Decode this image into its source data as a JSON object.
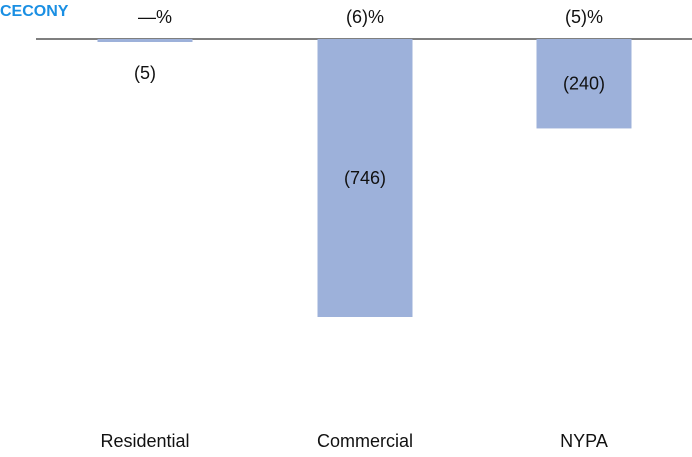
{
  "brand": {
    "label": "CECONY",
    "color": "#1a8fe3"
  },
  "chart_data": {
    "type": "bar",
    "categories": [
      "Residential",
      "Commercial",
      "NYPA"
    ],
    "values": [
      -5,
      -746,
      -240
    ],
    "value_labels": [
      "(5)",
      "(746)",
      "(240)"
    ],
    "percent_labels": [
      "—%",
      "(6)%",
      "(5)%"
    ],
    "title": "",
    "xlabel": "",
    "ylabel": "",
    "ylim": [
      -1000,
      0
    ],
    "grid": false,
    "bar_color": "#9db1da",
    "axis_color": "#555555"
  }
}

**Request**
Leave out the pictures and copy every record above exactly.

**Correct output**
Decode this image into its source data as a JSON object.
{
  "brand": {
    "label": "CECONY",
    "color": "#1a8fe3"
  },
  "chart_data": {
    "type": "bar",
    "categories": [
      "Residential",
      "Commercial",
      "NYPA"
    ],
    "values": [
      -5,
      -746,
      -240
    ],
    "value_labels": [
      "(5)",
      "(746)",
      "(240)"
    ],
    "percent_labels": [
      "—%",
      "(6)%",
      "(5)%"
    ],
    "title": "",
    "xlabel": "",
    "ylabel": "",
    "ylim": [
      -1000,
      0
    ],
    "grid": false,
    "bar_color": "#9db1da",
    "axis_color": "#555555"
  }
}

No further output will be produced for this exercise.